— start of Data for the task —
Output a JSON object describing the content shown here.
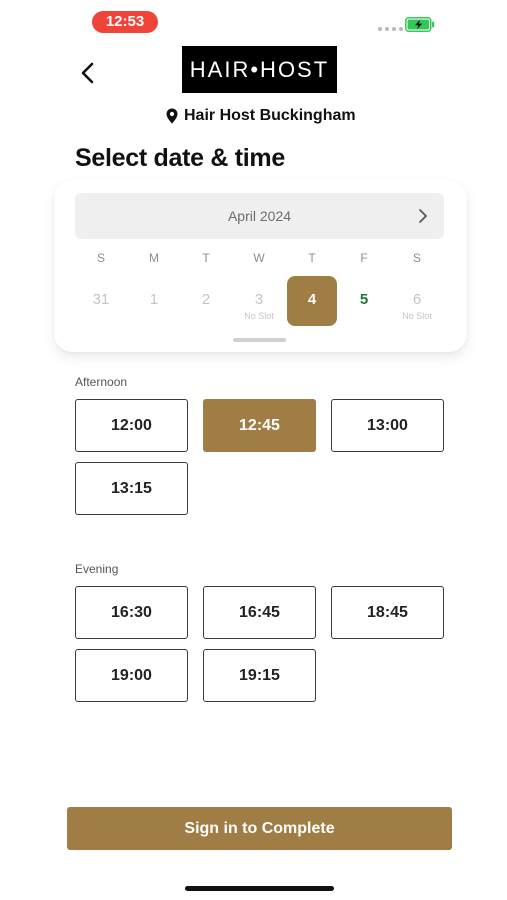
{
  "status_bar": {
    "time": "12:53",
    "battery_icon": "battery-charging-icon",
    "colors": {
      "time_pill": "#f04438",
      "battery": "#34c759"
    }
  },
  "header": {
    "back_icon": "chevron-left-icon",
    "logo_text": "HAIR•HOST",
    "location_icon": "map-pin-icon",
    "location_name": "Hair Host Buckingham"
  },
  "page_title": "Select date & time",
  "calendar": {
    "month": "April 2024",
    "next_icon": "chevron-right-icon",
    "weekdays": [
      "S",
      "M",
      "T",
      "W",
      "T",
      "F",
      "S"
    ],
    "days": [
      {
        "num": "31",
        "note": "",
        "state": "disabled"
      },
      {
        "num": "1",
        "note": "",
        "state": "disabled"
      },
      {
        "num": "2",
        "note": "",
        "state": "disabled"
      },
      {
        "num": "3",
        "note": "No Slot",
        "state": "disabled"
      },
      {
        "num": "4",
        "note": "",
        "state": "selected"
      },
      {
        "num": "5",
        "note": "",
        "state": "available"
      },
      {
        "num": "6",
        "note": "No Slot",
        "state": "disabled"
      }
    ]
  },
  "afternoon": {
    "label": "Afternoon",
    "slots": [
      "12:00",
      "12:45",
      "13:00",
      "13:15"
    ],
    "selected": "12:45"
  },
  "evening": {
    "label": "Evening",
    "slots": [
      "16:30",
      "16:45",
      "18:45",
      "19:00",
      "19:15"
    ]
  },
  "cta_label": "Sign in to Complete",
  "colors": {
    "accent": "#a07d44",
    "available_day": "#1f7a3a"
  }
}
— end of Data for the task —
> What you will do:
From the listing above, print every entry precisely and drop the pictures.

> Completed task:
Output a JSON object describing the content shown here.
{
  "status_bar": {
    "time": "12:53",
    "battery_icon": "battery-charging-icon",
    "colors": {
      "time_pill": "#f04438",
      "battery": "#34c759"
    }
  },
  "header": {
    "back_icon": "chevron-left-icon",
    "logo_text": "HAIR•HOST",
    "location_icon": "map-pin-icon",
    "location_name": "Hair Host Buckingham"
  },
  "page_title": "Select date & time",
  "calendar": {
    "month": "April 2024",
    "next_icon": "chevron-right-icon",
    "weekdays": [
      "S",
      "M",
      "T",
      "W",
      "T",
      "F",
      "S"
    ],
    "days": [
      {
        "num": "31",
        "note": "",
        "state": "disabled"
      },
      {
        "num": "1",
        "note": "",
        "state": "disabled"
      },
      {
        "num": "2",
        "note": "",
        "state": "disabled"
      },
      {
        "num": "3",
        "note": "No Slot",
        "state": "disabled"
      },
      {
        "num": "4",
        "note": "",
        "state": "selected"
      },
      {
        "num": "5",
        "note": "",
        "state": "available"
      },
      {
        "num": "6",
        "note": "No Slot",
        "state": "disabled"
      }
    ]
  },
  "afternoon": {
    "label": "Afternoon",
    "slots": [
      "12:00",
      "12:45",
      "13:00",
      "13:15"
    ],
    "selected": "12:45"
  },
  "evening": {
    "label": "Evening",
    "slots": [
      "16:30",
      "16:45",
      "18:45",
      "19:00",
      "19:15"
    ]
  },
  "cta_label": "Sign in to Complete",
  "colors": {
    "accent": "#a07d44",
    "available_day": "#1f7a3a"
  }
}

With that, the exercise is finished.